Recorded data:
* * *

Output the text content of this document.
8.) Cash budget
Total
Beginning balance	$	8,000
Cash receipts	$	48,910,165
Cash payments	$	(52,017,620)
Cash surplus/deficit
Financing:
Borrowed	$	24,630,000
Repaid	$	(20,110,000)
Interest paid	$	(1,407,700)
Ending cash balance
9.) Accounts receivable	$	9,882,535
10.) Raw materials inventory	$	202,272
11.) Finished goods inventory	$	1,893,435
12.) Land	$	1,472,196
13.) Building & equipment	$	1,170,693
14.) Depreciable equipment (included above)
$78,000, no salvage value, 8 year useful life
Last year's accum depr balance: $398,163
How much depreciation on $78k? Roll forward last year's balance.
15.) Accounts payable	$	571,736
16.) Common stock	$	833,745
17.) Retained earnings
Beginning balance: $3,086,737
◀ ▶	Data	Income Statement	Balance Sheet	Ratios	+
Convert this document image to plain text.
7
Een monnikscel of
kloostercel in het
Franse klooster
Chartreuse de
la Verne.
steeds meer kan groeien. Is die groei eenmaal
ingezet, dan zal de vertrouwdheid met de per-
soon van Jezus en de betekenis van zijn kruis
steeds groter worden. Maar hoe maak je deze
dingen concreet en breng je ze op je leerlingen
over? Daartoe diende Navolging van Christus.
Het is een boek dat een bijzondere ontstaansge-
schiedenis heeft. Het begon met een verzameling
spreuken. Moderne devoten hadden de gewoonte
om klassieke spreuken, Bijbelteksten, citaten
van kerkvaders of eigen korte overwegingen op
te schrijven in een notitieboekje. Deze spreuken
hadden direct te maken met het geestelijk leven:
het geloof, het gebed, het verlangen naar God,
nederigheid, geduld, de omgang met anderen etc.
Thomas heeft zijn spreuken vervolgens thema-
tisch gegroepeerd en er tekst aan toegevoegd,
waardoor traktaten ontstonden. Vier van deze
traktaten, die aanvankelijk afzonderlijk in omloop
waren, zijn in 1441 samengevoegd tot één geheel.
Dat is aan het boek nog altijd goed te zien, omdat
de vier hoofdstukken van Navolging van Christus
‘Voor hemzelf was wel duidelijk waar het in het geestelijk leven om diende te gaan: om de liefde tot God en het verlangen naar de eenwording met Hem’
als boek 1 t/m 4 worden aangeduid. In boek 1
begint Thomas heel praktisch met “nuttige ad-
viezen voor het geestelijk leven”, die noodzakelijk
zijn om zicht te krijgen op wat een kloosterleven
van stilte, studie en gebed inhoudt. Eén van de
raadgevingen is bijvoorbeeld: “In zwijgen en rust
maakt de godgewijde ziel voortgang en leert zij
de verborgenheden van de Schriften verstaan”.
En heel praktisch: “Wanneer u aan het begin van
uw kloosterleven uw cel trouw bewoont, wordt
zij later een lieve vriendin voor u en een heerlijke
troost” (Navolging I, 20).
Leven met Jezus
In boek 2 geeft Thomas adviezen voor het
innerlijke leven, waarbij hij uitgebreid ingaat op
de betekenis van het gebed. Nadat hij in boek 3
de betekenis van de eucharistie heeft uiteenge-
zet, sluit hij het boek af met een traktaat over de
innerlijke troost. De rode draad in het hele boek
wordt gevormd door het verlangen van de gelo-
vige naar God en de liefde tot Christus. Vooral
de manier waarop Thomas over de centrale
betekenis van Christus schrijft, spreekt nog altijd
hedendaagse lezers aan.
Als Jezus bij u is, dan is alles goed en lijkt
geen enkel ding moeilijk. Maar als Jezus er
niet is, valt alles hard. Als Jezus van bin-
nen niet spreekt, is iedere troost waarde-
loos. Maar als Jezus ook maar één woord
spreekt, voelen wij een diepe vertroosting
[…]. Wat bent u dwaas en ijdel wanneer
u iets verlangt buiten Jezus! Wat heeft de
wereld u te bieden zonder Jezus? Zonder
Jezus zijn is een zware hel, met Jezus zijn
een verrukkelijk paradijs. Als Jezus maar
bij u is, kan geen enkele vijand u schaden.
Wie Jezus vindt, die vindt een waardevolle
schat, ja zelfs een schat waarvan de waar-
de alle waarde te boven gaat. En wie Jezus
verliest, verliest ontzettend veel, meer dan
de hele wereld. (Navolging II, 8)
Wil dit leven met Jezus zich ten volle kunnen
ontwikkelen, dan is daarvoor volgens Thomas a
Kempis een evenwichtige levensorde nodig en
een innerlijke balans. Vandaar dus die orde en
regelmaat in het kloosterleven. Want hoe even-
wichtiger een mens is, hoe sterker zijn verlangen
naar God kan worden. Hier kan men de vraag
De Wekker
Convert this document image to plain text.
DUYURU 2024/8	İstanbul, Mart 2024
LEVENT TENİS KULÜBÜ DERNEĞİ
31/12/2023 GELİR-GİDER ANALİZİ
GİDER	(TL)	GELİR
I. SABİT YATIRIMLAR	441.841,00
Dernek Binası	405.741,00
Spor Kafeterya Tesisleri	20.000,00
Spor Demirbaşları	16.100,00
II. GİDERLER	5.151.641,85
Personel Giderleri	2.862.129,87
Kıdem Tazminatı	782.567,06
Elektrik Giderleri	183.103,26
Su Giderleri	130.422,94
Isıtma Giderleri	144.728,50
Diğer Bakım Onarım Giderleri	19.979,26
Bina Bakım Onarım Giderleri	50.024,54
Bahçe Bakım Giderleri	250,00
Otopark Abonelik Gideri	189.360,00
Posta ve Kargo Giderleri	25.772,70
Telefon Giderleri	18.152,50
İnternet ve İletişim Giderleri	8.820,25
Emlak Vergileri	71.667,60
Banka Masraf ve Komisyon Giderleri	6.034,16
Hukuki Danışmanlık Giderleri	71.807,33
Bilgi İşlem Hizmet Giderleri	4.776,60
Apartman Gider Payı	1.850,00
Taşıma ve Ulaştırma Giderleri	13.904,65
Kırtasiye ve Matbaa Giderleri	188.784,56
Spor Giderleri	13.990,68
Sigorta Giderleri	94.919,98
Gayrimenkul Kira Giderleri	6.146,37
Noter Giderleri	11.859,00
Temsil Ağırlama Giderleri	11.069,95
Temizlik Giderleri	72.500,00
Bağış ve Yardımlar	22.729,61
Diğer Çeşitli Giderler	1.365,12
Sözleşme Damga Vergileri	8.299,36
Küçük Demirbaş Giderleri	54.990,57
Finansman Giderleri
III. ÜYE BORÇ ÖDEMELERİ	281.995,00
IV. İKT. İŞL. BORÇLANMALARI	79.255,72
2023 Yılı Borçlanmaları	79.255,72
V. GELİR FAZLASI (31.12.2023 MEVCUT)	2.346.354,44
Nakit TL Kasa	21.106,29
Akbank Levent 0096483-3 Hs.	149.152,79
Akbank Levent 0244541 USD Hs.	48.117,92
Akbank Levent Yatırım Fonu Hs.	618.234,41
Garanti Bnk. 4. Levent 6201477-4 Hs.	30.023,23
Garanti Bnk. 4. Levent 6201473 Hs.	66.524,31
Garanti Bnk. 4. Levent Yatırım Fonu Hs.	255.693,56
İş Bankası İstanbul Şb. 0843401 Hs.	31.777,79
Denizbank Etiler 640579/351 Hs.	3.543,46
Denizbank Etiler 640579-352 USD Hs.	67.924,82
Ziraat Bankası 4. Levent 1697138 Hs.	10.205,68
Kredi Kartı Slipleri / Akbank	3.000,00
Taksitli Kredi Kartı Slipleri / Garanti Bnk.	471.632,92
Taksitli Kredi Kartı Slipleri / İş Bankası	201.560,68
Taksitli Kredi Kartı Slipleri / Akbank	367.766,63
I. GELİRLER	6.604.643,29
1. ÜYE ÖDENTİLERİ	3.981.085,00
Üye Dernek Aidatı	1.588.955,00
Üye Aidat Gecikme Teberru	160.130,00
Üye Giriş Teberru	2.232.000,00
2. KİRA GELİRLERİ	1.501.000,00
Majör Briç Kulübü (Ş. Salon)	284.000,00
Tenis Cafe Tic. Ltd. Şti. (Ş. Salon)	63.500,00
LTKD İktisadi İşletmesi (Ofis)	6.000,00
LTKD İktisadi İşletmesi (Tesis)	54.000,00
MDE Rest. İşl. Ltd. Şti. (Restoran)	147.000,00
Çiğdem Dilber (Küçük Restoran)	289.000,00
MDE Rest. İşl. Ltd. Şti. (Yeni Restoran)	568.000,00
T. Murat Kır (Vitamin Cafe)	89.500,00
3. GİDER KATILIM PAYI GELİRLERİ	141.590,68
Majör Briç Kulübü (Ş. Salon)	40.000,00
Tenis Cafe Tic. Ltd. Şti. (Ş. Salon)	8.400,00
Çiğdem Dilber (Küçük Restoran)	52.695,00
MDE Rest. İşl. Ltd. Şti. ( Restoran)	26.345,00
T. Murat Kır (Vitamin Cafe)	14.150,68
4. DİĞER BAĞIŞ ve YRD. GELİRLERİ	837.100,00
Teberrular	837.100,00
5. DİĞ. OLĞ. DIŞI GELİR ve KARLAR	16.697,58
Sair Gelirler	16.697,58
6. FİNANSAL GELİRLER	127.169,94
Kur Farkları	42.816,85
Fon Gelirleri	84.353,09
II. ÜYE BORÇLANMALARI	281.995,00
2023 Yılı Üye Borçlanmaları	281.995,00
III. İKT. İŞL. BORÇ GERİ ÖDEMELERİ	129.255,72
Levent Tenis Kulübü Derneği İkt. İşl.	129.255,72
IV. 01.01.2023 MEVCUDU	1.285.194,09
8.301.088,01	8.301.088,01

* * *

> Problem description: Collect each line above holding the string "İşletmesi".

> Correct result:
LTKD İktisadi İşletmesi (Ofis)	6.000,00
LTKD İktisadi İşletmesi (Tesis)	54.000,00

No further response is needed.